WHAT THE EXERCISE ASKS: Return each entry exactly, with none missing.

========================

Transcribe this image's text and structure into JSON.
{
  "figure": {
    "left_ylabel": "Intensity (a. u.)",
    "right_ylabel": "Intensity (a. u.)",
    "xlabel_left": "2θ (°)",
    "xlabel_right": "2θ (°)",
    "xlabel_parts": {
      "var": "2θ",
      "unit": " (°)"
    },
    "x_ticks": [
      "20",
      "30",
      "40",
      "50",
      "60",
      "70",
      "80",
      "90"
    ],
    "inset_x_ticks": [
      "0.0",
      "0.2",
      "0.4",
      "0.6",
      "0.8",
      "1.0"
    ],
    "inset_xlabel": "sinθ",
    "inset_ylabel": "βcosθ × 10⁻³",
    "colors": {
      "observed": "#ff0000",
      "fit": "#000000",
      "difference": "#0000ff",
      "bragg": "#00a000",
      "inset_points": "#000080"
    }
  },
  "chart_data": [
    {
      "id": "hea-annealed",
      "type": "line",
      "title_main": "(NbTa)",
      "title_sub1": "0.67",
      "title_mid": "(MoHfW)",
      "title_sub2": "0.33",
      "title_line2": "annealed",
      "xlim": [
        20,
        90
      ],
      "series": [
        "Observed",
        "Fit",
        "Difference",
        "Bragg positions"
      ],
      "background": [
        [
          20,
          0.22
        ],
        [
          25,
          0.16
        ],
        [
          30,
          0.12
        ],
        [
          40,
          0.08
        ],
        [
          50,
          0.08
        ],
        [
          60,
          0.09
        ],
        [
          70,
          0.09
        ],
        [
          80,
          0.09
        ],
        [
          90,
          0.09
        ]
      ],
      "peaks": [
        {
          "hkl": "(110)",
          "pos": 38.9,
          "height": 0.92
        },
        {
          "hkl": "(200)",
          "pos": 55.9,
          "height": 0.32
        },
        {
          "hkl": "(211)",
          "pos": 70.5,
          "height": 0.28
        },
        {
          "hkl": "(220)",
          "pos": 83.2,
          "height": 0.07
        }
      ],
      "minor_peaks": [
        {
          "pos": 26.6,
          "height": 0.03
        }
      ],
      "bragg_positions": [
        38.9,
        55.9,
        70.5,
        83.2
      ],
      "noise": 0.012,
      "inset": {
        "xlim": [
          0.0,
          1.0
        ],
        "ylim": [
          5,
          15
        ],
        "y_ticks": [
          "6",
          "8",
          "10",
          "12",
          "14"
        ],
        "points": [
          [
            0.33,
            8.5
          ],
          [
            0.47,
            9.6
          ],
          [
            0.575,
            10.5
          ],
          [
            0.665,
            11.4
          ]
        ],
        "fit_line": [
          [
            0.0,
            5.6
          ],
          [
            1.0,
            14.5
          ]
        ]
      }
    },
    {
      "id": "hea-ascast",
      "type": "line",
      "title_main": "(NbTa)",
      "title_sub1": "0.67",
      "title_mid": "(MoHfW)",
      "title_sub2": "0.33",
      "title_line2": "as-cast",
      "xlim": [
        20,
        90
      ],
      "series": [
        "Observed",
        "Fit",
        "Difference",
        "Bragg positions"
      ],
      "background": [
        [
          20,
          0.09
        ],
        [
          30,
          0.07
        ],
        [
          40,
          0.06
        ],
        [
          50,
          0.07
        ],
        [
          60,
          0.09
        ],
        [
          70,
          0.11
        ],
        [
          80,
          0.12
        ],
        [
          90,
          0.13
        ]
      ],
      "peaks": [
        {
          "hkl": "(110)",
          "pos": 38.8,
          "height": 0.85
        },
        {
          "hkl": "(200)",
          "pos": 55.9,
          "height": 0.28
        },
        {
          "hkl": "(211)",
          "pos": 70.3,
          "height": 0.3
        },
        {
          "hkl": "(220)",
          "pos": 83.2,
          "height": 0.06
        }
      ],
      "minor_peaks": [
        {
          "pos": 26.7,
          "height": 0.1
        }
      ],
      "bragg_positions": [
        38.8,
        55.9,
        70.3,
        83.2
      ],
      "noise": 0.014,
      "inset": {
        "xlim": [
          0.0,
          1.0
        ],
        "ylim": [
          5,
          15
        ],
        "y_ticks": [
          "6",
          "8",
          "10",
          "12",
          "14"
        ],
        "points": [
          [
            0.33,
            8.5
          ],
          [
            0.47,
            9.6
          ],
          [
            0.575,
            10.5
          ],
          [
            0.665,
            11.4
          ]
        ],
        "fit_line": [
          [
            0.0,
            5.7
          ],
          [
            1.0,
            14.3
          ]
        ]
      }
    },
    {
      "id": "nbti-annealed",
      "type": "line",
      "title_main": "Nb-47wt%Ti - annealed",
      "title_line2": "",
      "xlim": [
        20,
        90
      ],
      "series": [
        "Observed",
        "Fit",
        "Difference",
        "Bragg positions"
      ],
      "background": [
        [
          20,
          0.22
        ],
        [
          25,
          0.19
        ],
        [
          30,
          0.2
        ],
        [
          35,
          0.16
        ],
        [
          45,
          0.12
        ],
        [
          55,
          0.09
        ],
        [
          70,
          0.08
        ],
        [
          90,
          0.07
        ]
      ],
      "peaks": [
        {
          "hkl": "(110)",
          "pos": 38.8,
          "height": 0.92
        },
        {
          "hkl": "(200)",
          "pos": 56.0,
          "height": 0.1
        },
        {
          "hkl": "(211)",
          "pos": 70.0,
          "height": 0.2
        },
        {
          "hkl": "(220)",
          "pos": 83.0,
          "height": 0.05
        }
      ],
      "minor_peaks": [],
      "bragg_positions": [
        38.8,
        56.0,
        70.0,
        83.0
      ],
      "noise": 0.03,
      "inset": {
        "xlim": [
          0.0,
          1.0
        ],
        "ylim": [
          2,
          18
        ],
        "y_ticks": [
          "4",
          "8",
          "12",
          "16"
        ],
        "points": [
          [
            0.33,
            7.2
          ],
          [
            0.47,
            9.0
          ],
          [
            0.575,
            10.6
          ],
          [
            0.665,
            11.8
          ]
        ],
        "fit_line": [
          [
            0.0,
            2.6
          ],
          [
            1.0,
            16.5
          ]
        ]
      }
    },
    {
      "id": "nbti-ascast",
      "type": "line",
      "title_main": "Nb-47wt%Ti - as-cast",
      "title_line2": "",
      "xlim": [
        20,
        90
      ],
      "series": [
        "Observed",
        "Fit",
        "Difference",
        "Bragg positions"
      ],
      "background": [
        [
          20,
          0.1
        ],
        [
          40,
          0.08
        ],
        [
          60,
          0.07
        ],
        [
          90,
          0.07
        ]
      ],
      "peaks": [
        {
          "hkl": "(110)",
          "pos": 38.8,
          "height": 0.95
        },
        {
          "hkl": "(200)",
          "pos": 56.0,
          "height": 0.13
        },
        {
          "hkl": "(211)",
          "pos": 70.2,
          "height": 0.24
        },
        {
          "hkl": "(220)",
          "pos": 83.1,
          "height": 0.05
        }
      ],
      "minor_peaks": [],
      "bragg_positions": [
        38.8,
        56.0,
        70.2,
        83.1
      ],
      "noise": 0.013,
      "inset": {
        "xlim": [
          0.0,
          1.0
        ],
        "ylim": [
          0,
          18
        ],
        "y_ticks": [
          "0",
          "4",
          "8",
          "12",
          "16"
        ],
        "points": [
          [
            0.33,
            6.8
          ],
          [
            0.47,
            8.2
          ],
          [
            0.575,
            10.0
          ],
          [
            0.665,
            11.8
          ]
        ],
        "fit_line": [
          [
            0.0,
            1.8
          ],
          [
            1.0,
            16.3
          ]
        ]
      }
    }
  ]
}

========================

RIGHT ANSWER:
Transcribe this image's text and structure into JSON.
{
  "figure": {
    "left_ylabel": "Intensity (a. u.)",
    "right_ylabel": "Intensity (a. u.)",
    "xlabel_left": "2θ (°)",
    "xlabel_right": "2θ (°)",
    "xlabel_parts": {
      "var": "2θ",
      "unit": " (°)"
    },
    "x_ticks": [
      "20",
      "30",
      "40",
      "50",
      "60",
      "70",
      "80",
      "90"
    ],
    "inset_x_ticks": [
      "0.0",
      "0.2",
      "0.4",
      "0.6",
      "0.8",
      "1.0"
    ],
    "inset_xlabel": "sinθ",
    "inset_ylabel": "βcosθ × 10⁻³",
    "colors": {
      "observed": "#ff0000",
      "fit": "#000000",
      "difference": "#0000ff",
      "bragg": "#00a000",
      "inset_points": "#000080"
    }
  },
  "chart_data": [
    {
      "id": "hea-annealed",
      "type": "line",
      "title_main": "(NbTa)",
      "title_sub1": "0.67",
      "title_mid": "(MoHfW)",
      "title_sub2": "0.33",
      "title_line2": "annealed",
      "xlim": [
        20,
        90
      ],
      "series": [
        "Observed",
        "Fit",
        "Difference",
        "Bragg positions"
      ],
      "background": [
        [
          20,
          0.22
        ],
        [
          25,
          0.16
        ],
        [
          30,
          0.12
        ],
        [
          40,
          0.08
        ],
        [
          50,
          0.08
        ],
        [
          60,
          0.09
        ],
        [
          70,
          0.09
        ],
        [
          80,
          0.09
        ],
        [
          90,
          0.09
        ]
      ],
      "peaks": [
        {
          "hkl": "(110)",
          "pos": 38.9,
          "height": 0.92
        },
        {
          "hkl": "(200)",
          "pos": 55.9,
          "height": 0.32
        },
        {
          "hkl": "(211)",
          "pos": 70.5,
          "height": 0.28
        },
        {
          "hkl": "(220)",
          "pos": 83.2,
          "height": 0.07
        }
      ],
      "minor_peaks": [
        {
          "pos": 26.6,
          "height": 0.03
        }
      ],
      "bragg_positions": [
        38.9,
        55.9,
        70.5,
        83.2
      ],
      "noise": 0.012,
      "inset": {
        "xlim": [
          0.0,
          1.0
        ],
        "ylim": [
          5,
          15
        ],
        "y_ticks": [
          "6",
          "8",
          "10",
          "12",
          "14"
        ],
        "points": [
          [
            0.33,
            8.5
          ],
          [
            0.47,
            9.6
          ],
          [
            0.575,
            10.5
          ],
          [
            0.665,
            11.4
          ]
        ],
        "fit_line": [
          [
            0.0,
            5.6
          ],
          [
            1.0,
            14.5
          ]
        ]
      }
    },
    {
      "id": "hea-ascast",
      "type": "line",
      "title_main": "(NbTa)",
      "title_sub1": "0.67",
      "title_mid": "(MoHfW)",
      "title_sub2": "0.33",
      "title_line2": "as-cast",
      "xlim": [
        20,
        90
      ],
      "series": [
        "Observed",
        "Fit",
        "Difference",
        "Bragg positions"
      ],
      "background": [
        [
          20,
          0.09
        ],
        [
          30,
          0.07
        ],
        [
          40,
          0.06
        ],
        [
          50,
          0.07
        ],
        [
          60,
          0.09
        ],
        [
          70,
          0.11
        ],
        [
          80,
          0.12
        ],
        [
          90,
          0.13
        ]
      ],
      "peaks": [
        {
          "hkl": "(110)",
          "pos": 38.8,
          "height": 0.85
        },
        {
          "hkl": "(200)",
          "pos": 55.9,
          "height": 0.28
        },
        {
          "hkl": "(211)",
          "pos": 70.3,
          "height": 0.3
        },
        {
          "hkl": "(220)",
          "pos": 83.2,
          "height": 0.06
        }
      ],
      "minor_peaks": [
        {
          "pos": 26.7,
          "height": 0.1
        }
      ],
      "bragg_positions": [
        38.8,
        55.9,
        70.3,
        83.2
      ],
      "noise": 0.014,
      "inset": {
        "xlim": [
          0.0,
          1.0
        ],
        "ylim": [
          5,
          15
        ],
        "y_ticks": [
          "6",
          "8",
          "10",
          "12",
          "14"
        ],
        "points": [
          [
            0.33,
            8.5
          ],
          [
            0.47,
            9.6
          ],
          [
            0.575,
            10.5
          ],
          [
            0.665,
            11.4
          ]
        ],
        "fit_line": [
          [
            0.0,
            5.7
          ],
          [
            1.0,
            14.3
          ]
        ]
      }
    },
    {
      "id": "nbti-annealed",
      "type": "line",
      "title_main": "Nb-47wt%Ti - annealed",
      "title_line2": "",
      "xlim": [
        20,
        90
      ],
      "series": [
        "Observed",
        "Fit",
        "Difference",
        "Bragg positions"
      ],
      "background": [
        [
          20,
          0.22
        ],
        [
          25,
          0.19
        ],
        [
          30,
          0.2
        ],
        [
          35,
          0.16
        ],
        [
          45,
          0.12
        ],
        [
          55,
          0.09
        ],
        [
          70,
          0.08
        ],
        [
          90,
          0.07
        ]
      ],
      "peaks": [
        {
          "hkl": "(110)",
          "pos": 38.8,
          "height": 0.92
        },
        {
          "hkl": "(200)",
          "pos": 56.0,
          "height": 0.1
        },
        {
          "hkl": "(211)",
          "pos": 70.0,
          "height": 0.2
        },
        {
          "hkl": "(220)",
          "pos": 83.0,
          "height": 0.05
        }
      ],
      "minor_peaks": [],
      "bragg_positions": [
        38.8,
        56.0,
        70.0,
        83.0
      ],
      "noise": 0.03,
      "inset": {
        "xlim": [
          0.0,
          1.0
        ],
        "ylim": [
          2,
          18
        ],
        "y_ticks": [
          "4",
          "8",
          "12",
          "16"
        ],
        "points": [
          [
            0.33,
            7.2
          ],
          [
            0.47,
            9.0
          ],
          [
            0.575,
            10.6
          ],
          [
            0.665,
            11.8
          ]
        ],
        "fit_line": [
          [
            0.0,
            2.6
          ],
          [
            1.0,
            16.5
          ]
        ]
      }
    },
    {
      "id": "nbti-ascast",
      "type": "line",
      "title_main": "Nb-47wt%Ti - as-cast",
      "title_line2": "",
      "xlim": [
        20,
        90
      ],
      "series": [
        "Observed",
        "Fit",
        "Difference",
        "Bragg positions"
      ],
      "background": [
        [
          20,
          0.1
        ],
        [
          40,
          0.08
        ],
        [
          60,
          0.07
        ],
        [
          90,
          0.07
        ]
      ],
      "peaks": [
        {
          "hkl": "(110)",
          "pos": 38.8,
          "height": 0.95
        },
        {
          "hkl": "(200)",
          "pos": 56.0,
          "height": 0.13
        },
        {
          "hkl": "(211)",
          "pos": 70.2,
          "height": 0.24
        },
        {
          "hkl": "(220)",
          "pos": 83.1,
          "height": 0.05
        }
      ],
      "minor_peaks": [],
      "bragg_positions": [
        38.8,
        56.0,
        70.2,
        83.1
      ],
      "noise": 0.013,
      "inset": {
        "xlim": [
          0.0,
          1.0
        ],
        "ylim": [
          0,
          18
        ],
        "y_ticks": [
          "0",
          "4",
          "8",
          "12",
          "16"
        ],
        "points": [
          [
            0.33,
            6.8
          ],
          [
            0.47,
            8.2
          ],
          [
            0.575,
            10.0
          ],
          [
            0.665,
            11.8
          ]
        ],
        "fit_line": [
          [
            0.0,
            1.8
          ],
          [
            1.0,
            16.3
          ]
        ]
      }
    }
  ]
}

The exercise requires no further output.